To do: Track down each line that has the word "地下车库" and copy it.

Stored data entries:
○ ○ ○

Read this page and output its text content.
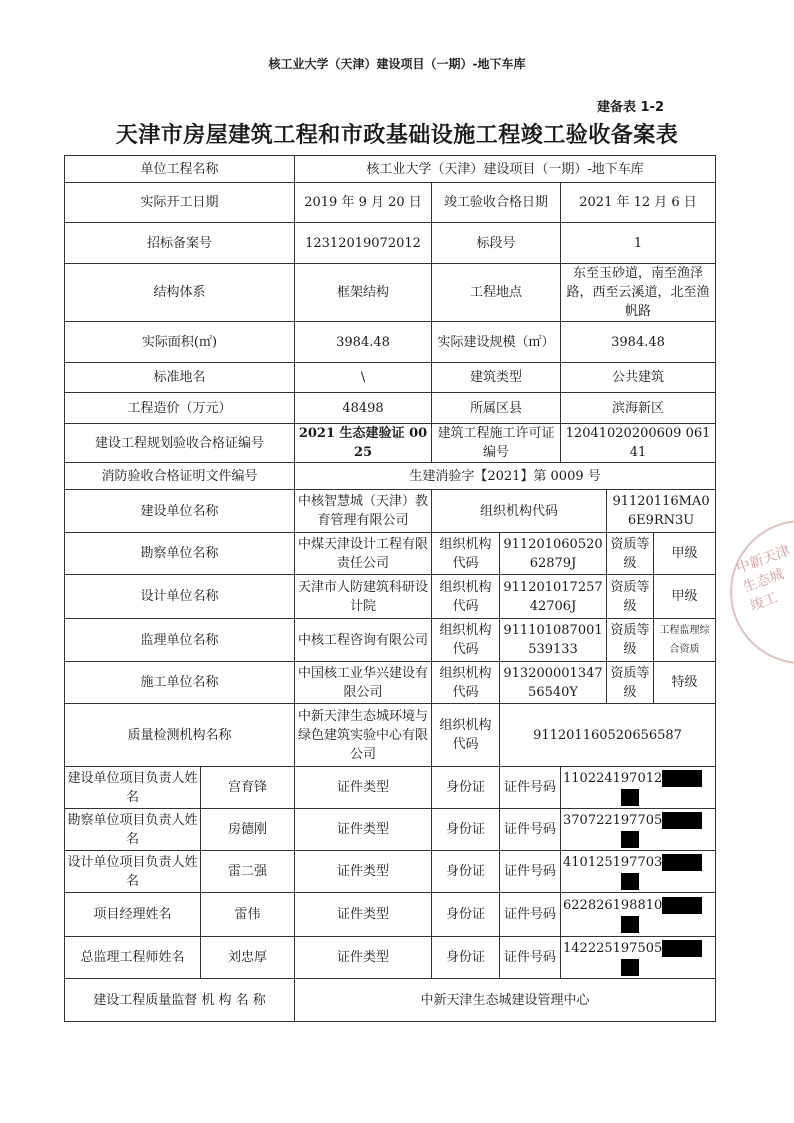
核工业大学（天津）建设项目（一期）-地下车库
建备表 1-2
天津市房屋建筑工程和市政基础设施工程竣工验收备案表
单位工程名称		核工业大学（天津）建设项目（一期）-地下车库					
实际开工日期		2019 年 9 月 20 日	竣工验收合格日期		2021 年 12 月 6 日		
招标备案号		12312019072012	标段号		1		
结构体系		框架结构	工程地点		东至玉砂道，南至渔泽路，西至云溪道，北至渔帆路		
实际面积(㎡)		3984.48	实际建设规模（㎡）		3984.48		
标准地名		\	建筑类型		公共建筑		
工程造价（万元）		48498	所属区县		滨海新区		
建设工程规划验收合格证编号		2021 生态建验证 0025	建筑工程施工许可证编号		12041020200609 06141		
消防验收合格证明文件编号		生建消验字【2021】第 0009 号					
建设单位名称		中核智慧城（天津）教育管理有限公司	组织机构代码			91120116MA06E9RN3U	
勘察单位名称		中煤天津设计工程有限责任公司	组织机构代码	91120106052062879J		资质等级	甲级
设计单位名称		天津市人防建筑科研设计院	组织机构代码	91120101725742706J		资质等级	甲级
监理单位名称		中核工程咨询有限公司	组织机构代码	911101087001539133		资质等级	工程监理综合资质
施工单位名称		中国核工业华兴建设有限公司	组织机构代码	91320000134756540Y		资质等级	特级
质量检测机构名称		中新天津生态城环境与绿色建筑实验中心有限公司	组织机构代码	911201160520656587			
建设单位项目负责人姓名	宫育锋	证件类型	身份证	证件号码	110224197012		

勘察单位项目负责人姓名	房德刚	证件类型	身份证	证件号码	370722197705		

设计单位项目负责人姓名	雷二强	证件类型	身份证	证件号码	410125197703		

项目经理姓名	雷伟	证件类型	身份证	证件号码	622826198810		

总监理工程师姓名	刘忠厚	证件类型	身份证	证件号码	142225197505		

建设工程质量监督 机 构 名 称		中新天津生态城建设管理中心					
中新天津生态城 竣工
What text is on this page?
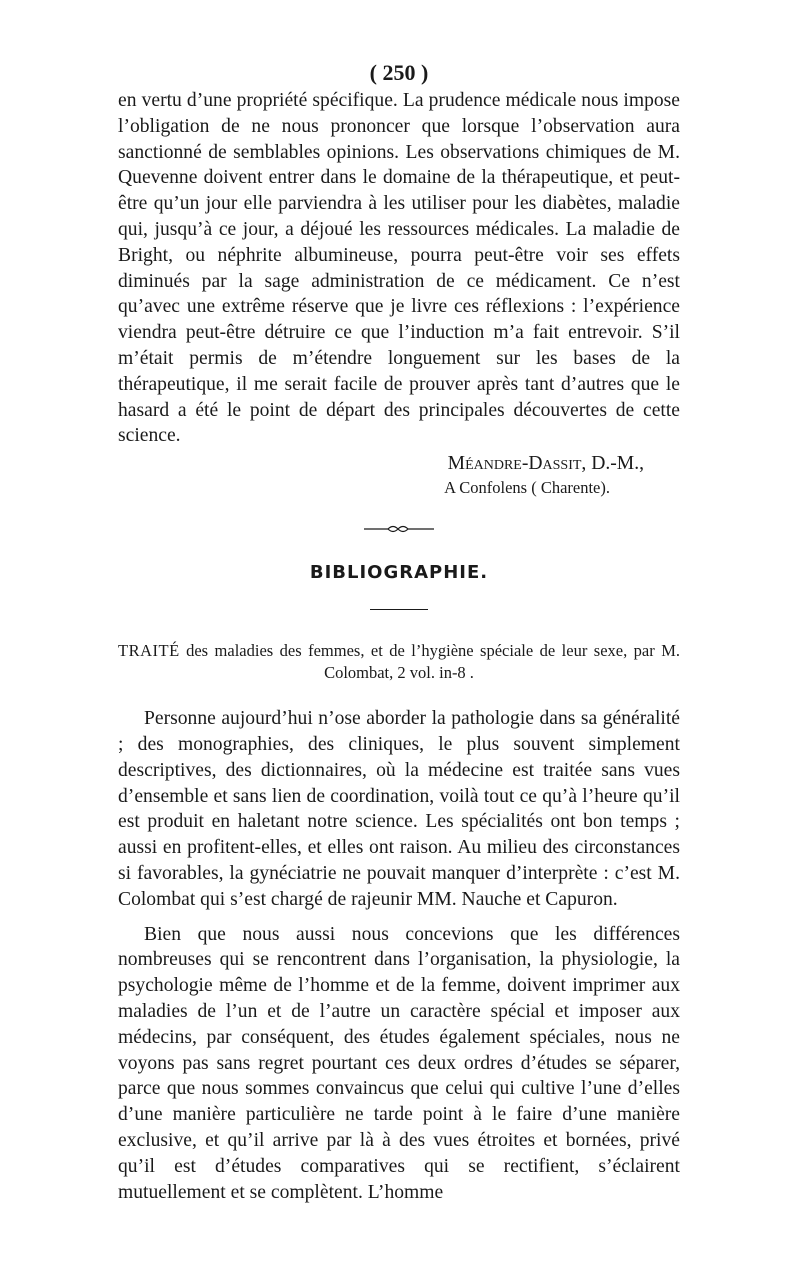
( 250 )

en vertu d’une propriété spécifique. La prudence médicale nous impose l’obligation de ne nous prononcer que lorsque l’observation aura sanctionné de semblables opinions. Les observations chimiques de M. Quevenne doivent entrer dans le domaine de la thérapeutique, et peut-être qu’un jour elle parviendra à les utiliser pour les diabètes, maladie qui, jusqu’à ce jour, a déjoué les ressources médicales. La maladie de Bright, ou néphrite albumineuse, pourra peut-être voir ses effets diminués par la sage administration de ce médicament. Ce n’est qu’avec une extrême réserve que je livre ces réflexions : l’expérience viendra peut-être détruire ce que l’induction m’a fait entrevoir. S’il m’était permis de m’étendre longuement sur les bases de la thérapeutique, il me serait facile de prouver après tant d’autres que le hasard a été le point de départ des principales découvertes de cette science.

Méandre-Dassit, D.-M.,
A Confolens ( Charente).
BIBLIOGRAPHIE.

TRAITÉ des maladies des femmes, et de l’hygiène spéciale de leur sexe, par M. Colombat, 2 vol. in-8 .

Personne aujourd’hui n’ose aborder la pathologie dans sa généralité ; des monographies, des cliniques, le plus souvent simplement descriptives, des dictionnaires, où la médecine est traitée sans vues d’ensemble et sans lien de coordination, voilà tout ce qu’à l’heure qu’il est produit en haletant notre science. Les spécialités ont bon temps ; aussi en profitent-elles, et elles ont raison. Au milieu des circonstances si favorables, la gynéciatrie ne pouvait manquer d’interprète : c’est M. Colombat qui s’est chargé de rajeunir MM. Nauche et Capuron.

Bien que nous aussi nous concevions que les différences nombreuses qui se rencontrent dans l’organisation, la physiologie, la psychologie même de l’homme et de la femme, doivent imprimer aux maladies de l’un et de l’autre un caractère spécial et imposer aux médecins, par conséquent, des études également spéciales, nous ne voyons pas sans regret pourtant ces deux ordres d’études se séparer, parce que nous sommes convaincus que celui qui cultive l’une d’elles d’une manière particulière ne tarde point à le faire d’une manière exclusive, et qu’il arrive par là à des vues étroites et bornées, privé qu’il est d’études comparatives qui se rectifient, s’éclairent mutuellement et se complètent. L’homme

○ ○ ○

Response for this exercise:
核工业大学（天津）建设项目（一期）-地下车库
单位工程名称		核工业大学（天津）建设项目（一期）-地下车库					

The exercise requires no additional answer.